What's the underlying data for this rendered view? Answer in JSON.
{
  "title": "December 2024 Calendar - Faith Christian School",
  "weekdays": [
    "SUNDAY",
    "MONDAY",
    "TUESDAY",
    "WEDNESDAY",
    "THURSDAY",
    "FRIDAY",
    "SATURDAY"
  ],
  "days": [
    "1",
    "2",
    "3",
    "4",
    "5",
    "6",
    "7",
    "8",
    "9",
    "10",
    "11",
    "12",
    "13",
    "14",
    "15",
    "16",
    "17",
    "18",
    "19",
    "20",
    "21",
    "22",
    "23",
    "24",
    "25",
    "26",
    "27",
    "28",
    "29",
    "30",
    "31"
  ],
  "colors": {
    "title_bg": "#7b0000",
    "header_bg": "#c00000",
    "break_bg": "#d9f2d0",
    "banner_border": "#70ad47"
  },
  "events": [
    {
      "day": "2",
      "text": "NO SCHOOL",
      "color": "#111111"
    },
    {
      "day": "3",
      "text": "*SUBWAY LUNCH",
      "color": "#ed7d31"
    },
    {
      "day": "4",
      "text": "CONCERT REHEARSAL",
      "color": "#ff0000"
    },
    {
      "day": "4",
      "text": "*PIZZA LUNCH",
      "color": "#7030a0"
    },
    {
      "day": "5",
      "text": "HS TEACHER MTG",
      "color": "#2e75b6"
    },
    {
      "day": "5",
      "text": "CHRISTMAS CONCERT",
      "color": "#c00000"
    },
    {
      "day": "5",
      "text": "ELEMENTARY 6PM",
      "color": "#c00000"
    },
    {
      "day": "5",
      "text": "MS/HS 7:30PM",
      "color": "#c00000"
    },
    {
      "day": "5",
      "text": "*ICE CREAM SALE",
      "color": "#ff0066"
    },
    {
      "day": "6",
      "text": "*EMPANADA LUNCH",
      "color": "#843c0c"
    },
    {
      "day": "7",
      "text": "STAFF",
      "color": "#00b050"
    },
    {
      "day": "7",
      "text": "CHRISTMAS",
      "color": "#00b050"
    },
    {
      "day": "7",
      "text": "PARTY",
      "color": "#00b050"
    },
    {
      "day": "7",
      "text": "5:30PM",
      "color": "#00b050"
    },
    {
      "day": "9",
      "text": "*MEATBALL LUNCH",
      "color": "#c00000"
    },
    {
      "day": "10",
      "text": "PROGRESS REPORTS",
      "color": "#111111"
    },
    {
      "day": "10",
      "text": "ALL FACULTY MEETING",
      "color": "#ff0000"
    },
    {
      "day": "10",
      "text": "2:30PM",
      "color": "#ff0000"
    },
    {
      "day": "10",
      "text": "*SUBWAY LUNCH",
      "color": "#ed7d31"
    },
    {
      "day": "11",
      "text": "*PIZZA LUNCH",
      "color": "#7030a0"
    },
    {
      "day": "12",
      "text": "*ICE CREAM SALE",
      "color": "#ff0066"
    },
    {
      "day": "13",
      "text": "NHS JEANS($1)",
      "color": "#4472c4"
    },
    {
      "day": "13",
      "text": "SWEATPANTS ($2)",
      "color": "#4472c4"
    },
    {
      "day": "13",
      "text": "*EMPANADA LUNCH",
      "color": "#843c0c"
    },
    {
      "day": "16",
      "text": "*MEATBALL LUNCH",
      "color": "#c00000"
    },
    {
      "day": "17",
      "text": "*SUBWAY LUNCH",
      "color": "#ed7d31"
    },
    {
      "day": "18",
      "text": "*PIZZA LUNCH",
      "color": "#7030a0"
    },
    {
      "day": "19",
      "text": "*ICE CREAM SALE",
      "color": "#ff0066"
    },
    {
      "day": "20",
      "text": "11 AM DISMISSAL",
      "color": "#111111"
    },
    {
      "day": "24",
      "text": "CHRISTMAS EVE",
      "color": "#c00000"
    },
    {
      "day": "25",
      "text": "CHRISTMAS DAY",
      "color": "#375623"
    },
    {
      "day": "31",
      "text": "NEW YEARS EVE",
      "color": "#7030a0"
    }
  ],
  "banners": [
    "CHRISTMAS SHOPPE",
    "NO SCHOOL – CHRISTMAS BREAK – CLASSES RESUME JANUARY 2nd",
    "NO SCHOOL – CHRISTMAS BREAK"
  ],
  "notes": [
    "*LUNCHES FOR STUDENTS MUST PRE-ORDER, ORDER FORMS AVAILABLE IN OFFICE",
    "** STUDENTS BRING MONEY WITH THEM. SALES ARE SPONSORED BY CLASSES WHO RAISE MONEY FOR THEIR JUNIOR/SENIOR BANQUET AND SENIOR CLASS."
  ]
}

• **Directions**
Retype the material above, line by line, exactly.

• **Output of the task**
What's the underlying data for this rendered view? Answer in JSON.
{
  "title": "December 2024 Calendar - Faith Christian School",
  "weekdays": [
    "SUNDAY",
    "MONDAY",
    "TUESDAY",
    "WEDNESDAY",
    "THURSDAY",
    "FRIDAY",
    "SATURDAY"
  ],
  "days": [
    "1",
    "2",
    "3",
    "4",
    "5",
    "6",
    "7",
    "8",
    "9",
    "10",
    "11",
    "12",
    "13",
    "14",
    "15",
    "16",
    "17",
    "18",
    "19",
    "20",
    "21",
    "22",
    "23",
    "24",
    "25",
    "26",
    "27",
    "28",
    "29",
    "30",
    "31"
  ],
  "colors": {
    "title_bg": "#7b0000",
    "header_bg": "#c00000",
    "break_bg": "#d9f2d0",
    "banner_border": "#70ad47"
  },
  "events": [
    {
      "day": "2",
      "text": "NO SCHOOL",
      "color": "#111111"
    },
    {
      "day": "3",
      "text": "*SUBWAY LUNCH",
      "color": "#ed7d31"
    },
    {
      "day": "4",
      "text": "CONCERT REHEARSAL",
      "color": "#ff0000"
    },
    {
      "day": "4",
      "text": "*PIZZA LUNCH",
      "color": "#7030a0"
    },
    {
      "day": "5",
      "text": "HS TEACHER MTG",
      "color": "#2e75b6"
    },
    {
      "day": "5",
      "text": "CHRISTMAS CONCERT",
      "color": "#c00000"
    },
    {
      "day": "5",
      "text": "ELEMENTARY 6PM",
      "color": "#c00000"
    },
    {
      "day": "5",
      "text": "MS/HS 7:30PM",
      "color": "#c00000"
    },
    {
      "day": "5",
      "text": "*ICE CREAM SALE",
      "color": "#ff0066"
    },
    {
      "day": "6",
      "text": "*EMPANADA LUNCH",
      "color": "#843c0c"
    },
    {
      "day": "7",
      "text": "STAFF",
      "color": "#00b050"
    },
    {
      "day": "7",
      "text": "CHRISTMAS",
      "color": "#00b050"
    },
    {
      "day": "7",
      "text": "PARTY",
      "color": "#00b050"
    },
    {
      "day": "7",
      "text": "5:30PM",
      "color": "#00b050"
    },
    {
      "day": "9",
      "text": "*MEATBALL LUNCH",
      "color": "#c00000"
    },
    {
      "day": "10",
      "text": "PROGRESS REPORTS",
      "color": "#111111"
    },
    {
      "day": "10",
      "text": "ALL FACULTY MEETING",
      "color": "#ff0000"
    },
    {
      "day": "10",
      "text": "2:30PM",
      "color": "#ff0000"
    },
    {
      "day": "10",
      "text": "*SUBWAY LUNCH",
      "color": "#ed7d31"
    },
    {
      "day": "11",
      "text": "*PIZZA LUNCH",
      "color": "#7030a0"
    },
    {
      "day": "12",
      "text": "*ICE CREAM SALE",
      "color": "#ff0066"
    },
    {
      "day": "13",
      "text": "NHS JEANS($1)",
      "color": "#4472c4"
    },
    {
      "day": "13",
      "text": "SWEATPANTS ($2)",
      "color": "#4472c4"
    },
    {
      "day": "13",
      "text": "*EMPANADA LUNCH",
      "color": "#843c0c"
    },
    {
      "day": "16",
      "text": "*MEATBALL LUNCH",
      "color": "#c00000"
    },
    {
      "day": "17",
      "text": "*SUBWAY LUNCH",
      "color": "#ed7d31"
    },
    {
      "day": "18",
      "text": "*PIZZA LUNCH",
      "color": "#7030a0"
    },
    {
      "day": "19",
      "text": "*ICE CREAM SALE",
      "color": "#ff0066"
    },
    {
      "day": "20",
      "text": "11 AM DISMISSAL",
      "color": "#111111"
    },
    {
      "day": "24",
      "text": "CHRISTMAS EVE",
      "color": "#c00000"
    },
    {
      "day": "25",
      "text": "CHRISTMAS DAY",
      "color": "#375623"
    },
    {
      "day": "31",
      "text": "NEW YEARS EVE",
      "color": "#7030a0"
    }
  ],
  "banners": [
    "CHRISTMAS SHOPPE",
    "NO SCHOOL – CHRISTMAS BREAK – CLASSES RESUME JANUARY 2nd",
    "NO SCHOOL – CHRISTMAS BREAK"
  ],
  "notes": [
    "*LUNCHES FOR STUDENTS MUST PRE-ORDER, ORDER FORMS AVAILABLE IN OFFICE",
    "** STUDENTS BRING MONEY WITH THEM. SALES ARE SPONSORED BY CLASSES WHO RAISE MONEY FOR THEIR JUNIOR/SENIOR BANQUET AND SENIOR CLASS."
  ]
}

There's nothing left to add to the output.